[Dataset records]
**********

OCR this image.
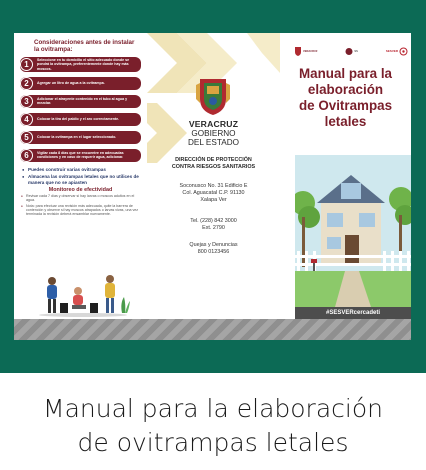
Consideraciones antes de instalar la ovitrampa:
1	Seleccione en tu domicilio el sitio adecuado donde se pondrá la ovitrampa, preferentemente donde hay más moscos.
2	Agregar un litro de agua a la ovitrampa.
3	Adicionar el atrayente contenido en el tubo al agua y mezclar.
4	Colocar la tira del pabilo y el aro correctamente.
5	Colocar la ovitrampa en el lugar seleccionado.
6	Vigilar cada 8 días que se encuentre en adecuadas condiciones y en caso de requerir agua, adicionar.
● Puedes construir varias ovitrampas
● Almacena las ovitrampas letales que no utilices de manera que no se apiasten
Monitoreo de efectividad
● Revisar cada 7 días y observar si hay larvas o moscos adultos en el agua.
● Nota: para efectuar una revisión más adecuada, quite la barrera de contención y observe si hay moscos atrapados o larvas vivas, una vez terminada la revisión deberá ensamblar nuevamente.
VERACRUZ
GOBIERNO
DEL ESTADO
DIRECCIÓN DE PROTECCIÓN
CONTRA RIESGOS SANITARIOS
Soconusco No. 31 Edificio E
Col. Aguacatal C.P. 91130
Xalapa Ver
Tel. (228) 842 3000
Ext. 2790
Quejas y Denuncias
800 0123456
VERACRUZ	SS	SESVER
Manual para la
elaboración
de Ovitrampas
letales
#SESVERcercadeti
Manual para la elaboración
de ovitrampas letales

**********

REQUIREMENTS -
The pictures in the entries should be left out; output everything else exactly.

FULL SOLUTION -
OCR this image.
Consideraciones antes de instalar la ovitrampa:
1	Seleccione en tu domicilio el sitio adecuado donde se pondrá la ovitrampa, preferentemente donde hay más moscos.
2	Agregar un litro de agua a la ovitrampa.
3	Adicionar el atrayente contenido en el tubo al agua y mezclar.
4	Colocar la tira del pabilo y el aro correctamente.
5	Colocar la ovitrampa en el lugar seleccionado.
6	Vigilar cada 8 días que se encuentre en adecuadas condiciones y en caso de requerir agua, adicionar.
● Puedes construir varias ovitrampas
● Almacena las ovitrampas letales que no utilices de manera que no se apiasten
Monitoreo de efectividad
● Revisar cada 7 días y observar si hay larvas o moscos adultos en el agua.
● Nota: para efectuar una revisión más adecuada, quite la barrera de contención y observe si hay moscos atrapados o larvas vivas, una vez terminada la revisión deberá ensamblar nuevamente.
VERACRUZ
GOBIERNO
DEL ESTADO
DIRECCIÓN DE PROTECCIÓN
CONTRA RIESGOS SANITARIOS
Soconusco No. 31 Edificio E
Col. Aguacatal C.P. 91130
Xalapa Ver
Tel. (228) 842 3000
Ext. 2790
Quejas y Denuncias
800 0123456
VERACRUZ	SS	SESVER
Manual para la
elaboración
de Ovitrampas
letales
#SESVERcercadeti
Manual para la elaboración
de ovitrampas letales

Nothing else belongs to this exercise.